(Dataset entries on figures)
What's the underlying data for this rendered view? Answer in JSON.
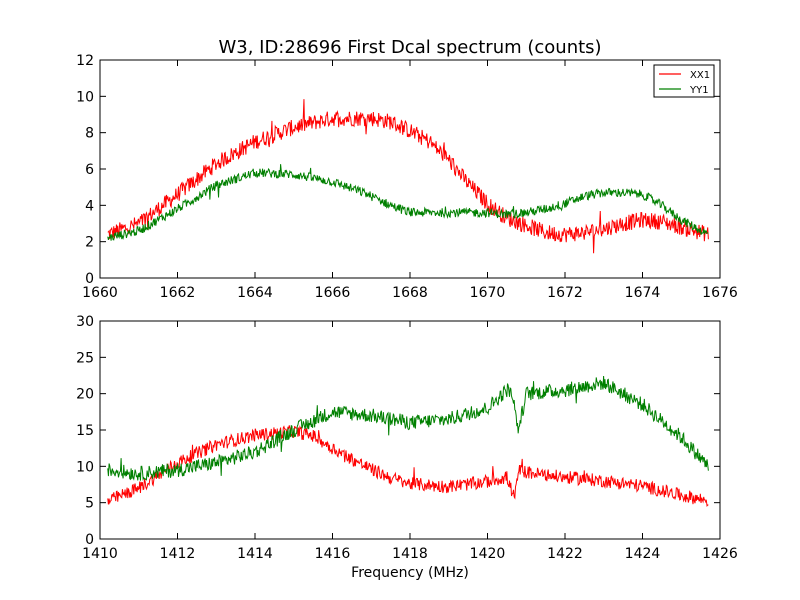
{
  "chart_data": [
    {
      "type": "line",
      "title": "W3, ID:28696 First Dcal spectrum (counts)",
      "xlabel": "",
      "ylabel": "",
      "xlim": [
        1660,
        1676
      ],
      "ylim": [
        0,
        12
      ],
      "xticks": [
        1660,
        1662,
        1664,
        1666,
        1668,
        1670,
        1672,
        1674,
        1676
      ],
      "yticks": [
        0,
        2,
        4,
        6,
        8,
        10,
        12
      ],
      "legend": {
        "position": "top-right",
        "entries": [
          "XX1",
          "YY1"
        ]
      },
      "grid": false,
      "series": [
        {
          "name": "XX1",
          "color": "#ff0000",
          "noise": 0.45,
          "x": [
            1660.2,
            1661.0,
            1662.0,
            1663.0,
            1664.0,
            1665.0,
            1666.0,
            1667.0,
            1667.5,
            1668.0,
            1668.5,
            1669.0,
            1669.5,
            1670.0,
            1670.5,
            1671.0,
            1671.5,
            1672.0,
            1672.5,
            1673.0,
            1673.5,
            1674.0,
            1674.5,
            1675.0,
            1675.7
          ],
          "y": [
            2.4,
            3.0,
            4.6,
            6.3,
            7.5,
            8.3,
            8.8,
            8.8,
            8.6,
            8.1,
            7.5,
            6.5,
            5.2,
            4.1,
            3.3,
            2.9,
            2.5,
            2.4,
            2.5,
            2.7,
            3.0,
            3.2,
            3.1,
            2.8,
            2.4
          ]
        },
        {
          "name": "YY1",
          "color": "#008000",
          "noise": 0.25,
          "x": [
            1660.2,
            1661.0,
            1662.0,
            1663.0,
            1664.0,
            1665.0,
            1666.0,
            1666.8,
            1667.5,
            1668.0,
            1669.0,
            1670.0,
            1670.5,
            1671.0,
            1671.5,
            1672.0,
            1672.5,
            1673.0,
            1673.5,
            1674.0,
            1674.5,
            1675.0,
            1675.7
          ],
          "y": [
            2.2,
            2.6,
            3.8,
            5.1,
            5.8,
            5.7,
            5.3,
            4.7,
            4.0,
            3.6,
            3.6,
            3.6,
            3.5,
            3.6,
            3.8,
            4.1,
            4.5,
            4.7,
            4.7,
            4.6,
            4.0,
            3.2,
            2.4
          ]
        }
      ]
    },
    {
      "type": "line",
      "title": "",
      "xlabel": "Frequency (MHz)",
      "ylabel": "",
      "xlim": [
        1410,
        1426
      ],
      "ylim": [
        0,
        30
      ],
      "xticks": [
        1410,
        1412,
        1414,
        1416,
        1418,
        1420,
        1422,
        1424,
        1426
      ],
      "yticks": [
        0,
        5,
        10,
        15,
        20,
        25,
        30
      ],
      "grid": false,
      "series": [
        {
          "name": "XX1",
          "color": "#ff0000",
          "noise": 0.9,
          "x": [
            1410.2,
            1411.0,
            1412.0,
            1413.0,
            1414.0,
            1415.0,
            1415.5,
            1416.0,
            1416.5,
            1417.0,
            1417.5,
            1418.0,
            1419.0,
            1420.0,
            1420.5,
            1420.7,
            1420.8,
            1421.0,
            1421.5,
            1422.0,
            1423.0,
            1424.0,
            1425.0,
            1425.7
          ],
          "y": [
            5.2,
            7.0,
            10.5,
            13.0,
            14.3,
            14.8,
            14.2,
            12.5,
            11.0,
            9.6,
            8.4,
            7.6,
            7.2,
            7.9,
            8.5,
            5.5,
            9.5,
            9.2,
            8.8,
            8.5,
            8.0,
            7.3,
            6.0,
            5.3
          ]
        },
        {
          "name": "YY1",
          "color": "#008000",
          "noise": 1.0,
          "x": [
            1410.2,
            1411.0,
            1412.0,
            1413.0,
            1414.0,
            1415.0,
            1416.0,
            1417.0,
            1418.0,
            1419.0,
            1420.0,
            1420.6,
            1420.8,
            1421.0,
            1422.0,
            1423.0,
            1424.0,
            1425.0,
            1425.7
          ],
          "y": [
            9.5,
            9.0,
            9.5,
            10.5,
            12.0,
            15.0,
            17.5,
            17.0,
            16.0,
            16.5,
            18.0,
            21.0,
            15.0,
            20.0,
            20.5,
            21.5,
            18.5,
            14.0,
            10.0
          ]
        }
      ]
    }
  ]
}
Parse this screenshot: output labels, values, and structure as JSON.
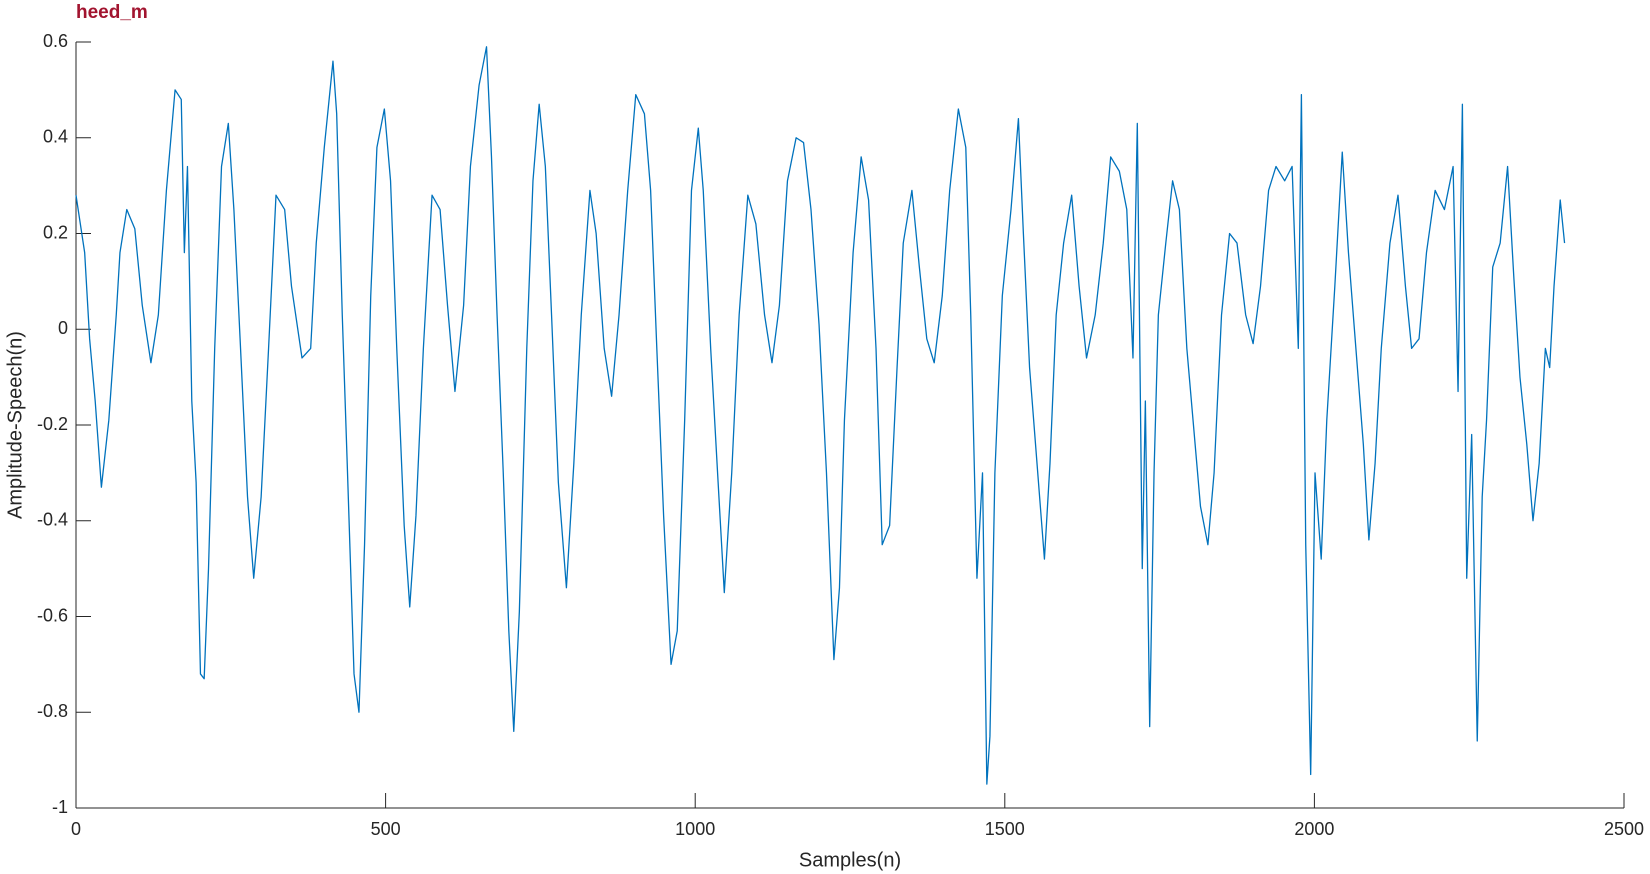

Written exercise ▸ Filter the records above for "JSON" and copy every matching line.

Task result ▸
What's the underlying data for this rendered view? Answer in JSON.
Parse this screenshot: output labels, values, and structure as JSON.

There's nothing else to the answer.